Repeat each line exactly, leaving nothing out.

- **Exercise materials**
[BEGIN]

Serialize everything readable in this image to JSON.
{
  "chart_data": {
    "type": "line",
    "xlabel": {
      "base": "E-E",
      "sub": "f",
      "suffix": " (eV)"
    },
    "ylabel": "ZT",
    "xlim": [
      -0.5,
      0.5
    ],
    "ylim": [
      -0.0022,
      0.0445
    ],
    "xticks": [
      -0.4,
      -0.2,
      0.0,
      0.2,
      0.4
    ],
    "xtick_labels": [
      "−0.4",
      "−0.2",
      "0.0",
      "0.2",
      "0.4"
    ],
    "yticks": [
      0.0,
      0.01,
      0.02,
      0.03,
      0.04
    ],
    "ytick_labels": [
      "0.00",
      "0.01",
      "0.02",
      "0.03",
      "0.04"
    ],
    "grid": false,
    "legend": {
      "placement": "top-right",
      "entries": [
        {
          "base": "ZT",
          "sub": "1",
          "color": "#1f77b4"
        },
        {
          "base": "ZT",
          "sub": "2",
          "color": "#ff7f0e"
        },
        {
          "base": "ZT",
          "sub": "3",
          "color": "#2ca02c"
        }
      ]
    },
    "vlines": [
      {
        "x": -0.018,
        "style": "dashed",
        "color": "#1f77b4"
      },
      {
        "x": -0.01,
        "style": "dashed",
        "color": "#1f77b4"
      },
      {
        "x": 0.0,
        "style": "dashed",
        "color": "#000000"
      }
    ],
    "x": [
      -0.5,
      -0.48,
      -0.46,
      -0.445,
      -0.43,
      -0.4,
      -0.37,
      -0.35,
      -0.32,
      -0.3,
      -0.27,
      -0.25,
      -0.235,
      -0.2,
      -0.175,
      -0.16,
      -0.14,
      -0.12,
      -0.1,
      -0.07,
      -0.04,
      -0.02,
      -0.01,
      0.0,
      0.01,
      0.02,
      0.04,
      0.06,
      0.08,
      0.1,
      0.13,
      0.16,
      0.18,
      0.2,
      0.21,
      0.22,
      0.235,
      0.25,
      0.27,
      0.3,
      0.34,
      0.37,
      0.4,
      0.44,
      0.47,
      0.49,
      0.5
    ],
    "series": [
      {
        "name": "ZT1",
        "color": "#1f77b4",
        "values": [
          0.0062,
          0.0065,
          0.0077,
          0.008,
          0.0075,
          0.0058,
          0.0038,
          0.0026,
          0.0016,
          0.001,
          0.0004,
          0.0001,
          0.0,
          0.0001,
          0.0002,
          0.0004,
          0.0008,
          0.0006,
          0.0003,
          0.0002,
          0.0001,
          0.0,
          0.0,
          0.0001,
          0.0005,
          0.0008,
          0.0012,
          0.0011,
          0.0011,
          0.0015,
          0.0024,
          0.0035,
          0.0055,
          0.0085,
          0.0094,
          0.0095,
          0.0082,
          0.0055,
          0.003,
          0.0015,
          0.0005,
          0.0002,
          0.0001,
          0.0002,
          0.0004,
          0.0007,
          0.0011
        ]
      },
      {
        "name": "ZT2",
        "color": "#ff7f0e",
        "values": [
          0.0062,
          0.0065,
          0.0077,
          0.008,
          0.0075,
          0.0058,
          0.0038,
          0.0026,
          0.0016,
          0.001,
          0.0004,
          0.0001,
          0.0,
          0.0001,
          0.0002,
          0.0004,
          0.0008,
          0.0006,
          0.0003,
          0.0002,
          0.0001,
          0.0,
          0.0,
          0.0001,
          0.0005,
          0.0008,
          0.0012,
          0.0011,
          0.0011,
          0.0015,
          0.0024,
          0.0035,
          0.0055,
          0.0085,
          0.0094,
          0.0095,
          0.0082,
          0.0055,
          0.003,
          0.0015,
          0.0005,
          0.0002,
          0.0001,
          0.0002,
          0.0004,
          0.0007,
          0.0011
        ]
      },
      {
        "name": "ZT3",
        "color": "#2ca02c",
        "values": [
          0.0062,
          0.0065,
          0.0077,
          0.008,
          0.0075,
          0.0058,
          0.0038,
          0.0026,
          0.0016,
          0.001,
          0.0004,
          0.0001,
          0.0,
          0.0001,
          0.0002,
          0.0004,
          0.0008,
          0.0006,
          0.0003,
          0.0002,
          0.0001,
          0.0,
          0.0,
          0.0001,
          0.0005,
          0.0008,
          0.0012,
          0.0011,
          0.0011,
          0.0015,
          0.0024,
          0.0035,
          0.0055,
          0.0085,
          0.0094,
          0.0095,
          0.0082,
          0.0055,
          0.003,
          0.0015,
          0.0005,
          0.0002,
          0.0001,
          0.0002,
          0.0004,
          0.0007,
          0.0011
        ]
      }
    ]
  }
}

[END]

- **Reply to the exercise**
Serialize everything readable in this image to JSON.
{
  "chart_data": {
    "type": "line",
    "xlabel": {
      "base": "E-E",
      "sub": "f",
      "suffix": " (eV)"
    },
    "ylabel": "ZT",
    "xlim": [
      -0.5,
      0.5
    ],
    "ylim": [
      -0.0022,
      0.0445
    ],
    "xticks": [
      -0.4,
      -0.2,
      0.0,
      0.2,
      0.4
    ],
    "xtick_labels": [
      "−0.4",
      "−0.2",
      "0.0",
      "0.2",
      "0.4"
    ],
    "yticks": [
      0.0,
      0.01,
      0.02,
      0.03,
      0.04
    ],
    "ytick_labels": [
      "0.00",
      "0.01",
      "0.02",
      "0.03",
      "0.04"
    ],
    "grid": false,
    "legend": {
      "placement": "top-right",
      "entries": [
        {
          "base": "ZT",
          "sub": "1",
          "color": "#1f77b4"
        },
        {
          "base": "ZT",
          "sub": "2",
          "color": "#ff7f0e"
        },
        {
          "base": "ZT",
          "sub": "3",
          "color": "#2ca02c"
        }
      ]
    },
    "vlines": [
      {
        "x": -0.018,
        "style": "dashed",
        "color": "#1f77b4"
      },
      {
        "x": -0.01,
        "style": "dashed",
        "color": "#1f77b4"
      },
      {
        "x": 0.0,
        "style": "dashed",
        "color": "#000000"
      }
    ],
    "x": [
      -0.5,
      -0.48,
      -0.46,
      -0.445,
      -0.43,
      -0.4,
      -0.37,
      -0.35,
      -0.32,
      -0.3,
      -0.27,
      -0.25,
      -0.235,
      -0.2,
      -0.175,
      -0.16,
      -0.14,
      -0.12,
      -0.1,
      -0.07,
      -0.04,
      -0.02,
      -0.01,
      0.0,
      0.01,
      0.02,
      0.04,
      0.06,
      0.08,
      0.1,
      0.13,
      0.16,
      0.18,
      0.2,
      0.21,
      0.22,
      0.235,
      0.25,
      0.27,
      0.3,
      0.34,
      0.37,
      0.4,
      0.44,
      0.47,
      0.49,
      0.5
    ],
    "series": [
      {
        "name": "ZT1",
        "color": "#1f77b4",
        "values": [
          0.0062,
          0.0065,
          0.0077,
          0.008,
          0.0075,
          0.0058,
          0.0038,
          0.0026,
          0.0016,
          0.001,
          0.0004,
          0.0001,
          0.0,
          0.0001,
          0.0002,
          0.0004,
          0.0008,
          0.0006,
          0.0003,
          0.0002,
          0.0001,
          0.0,
          0.0,
          0.0001,
          0.0005,
          0.0008,
          0.0012,
          0.0011,
          0.0011,
          0.0015,
          0.0024,
          0.0035,
          0.0055,
          0.0085,
          0.0094,
          0.0095,
          0.0082,
          0.0055,
          0.003,
          0.0015,
          0.0005,
          0.0002,
          0.0001,
          0.0002,
          0.0004,
          0.0007,
          0.0011
        ]
      },
      {
        "name": "ZT2",
        "color": "#ff7f0e",
        "values": [
          0.0062,
          0.0065,
          0.0077,
          0.008,
          0.0075,
          0.0058,
          0.0038,
          0.0026,
          0.0016,
          0.001,
          0.0004,
          0.0001,
          0.0,
          0.0001,
          0.0002,
          0.0004,
          0.0008,
          0.0006,
          0.0003,
          0.0002,
          0.0001,
          0.0,
          0.0,
          0.0001,
          0.0005,
          0.0008,
          0.0012,
          0.0011,
          0.0011,
          0.0015,
          0.0024,
          0.0035,
          0.0055,
          0.0085,
          0.0094,
          0.0095,
          0.0082,
          0.0055,
          0.003,
          0.0015,
          0.0005,
          0.0002,
          0.0001,
          0.0002,
          0.0004,
          0.0007,
          0.0011
        ]
      },
      {
        "name": "ZT3",
        "color": "#2ca02c",
        "values": [
          0.0062,
          0.0065,
          0.0077,
          0.008,
          0.0075,
          0.0058,
          0.0038,
          0.0026,
          0.0016,
          0.001,
          0.0004,
          0.0001,
          0.0,
          0.0001,
          0.0002,
          0.0004,
          0.0008,
          0.0006,
          0.0003,
          0.0002,
          0.0001,
          0.0,
          0.0,
          0.0001,
          0.0005,
          0.0008,
          0.0012,
          0.0011,
          0.0011,
          0.0015,
          0.0024,
          0.0035,
          0.0055,
          0.0085,
          0.0094,
          0.0095,
          0.0082,
          0.0055,
          0.003,
          0.0015,
          0.0005,
          0.0002,
          0.0001,
          0.0002,
          0.0004,
          0.0007,
          0.0011
        ]
      }
    ]
  }
}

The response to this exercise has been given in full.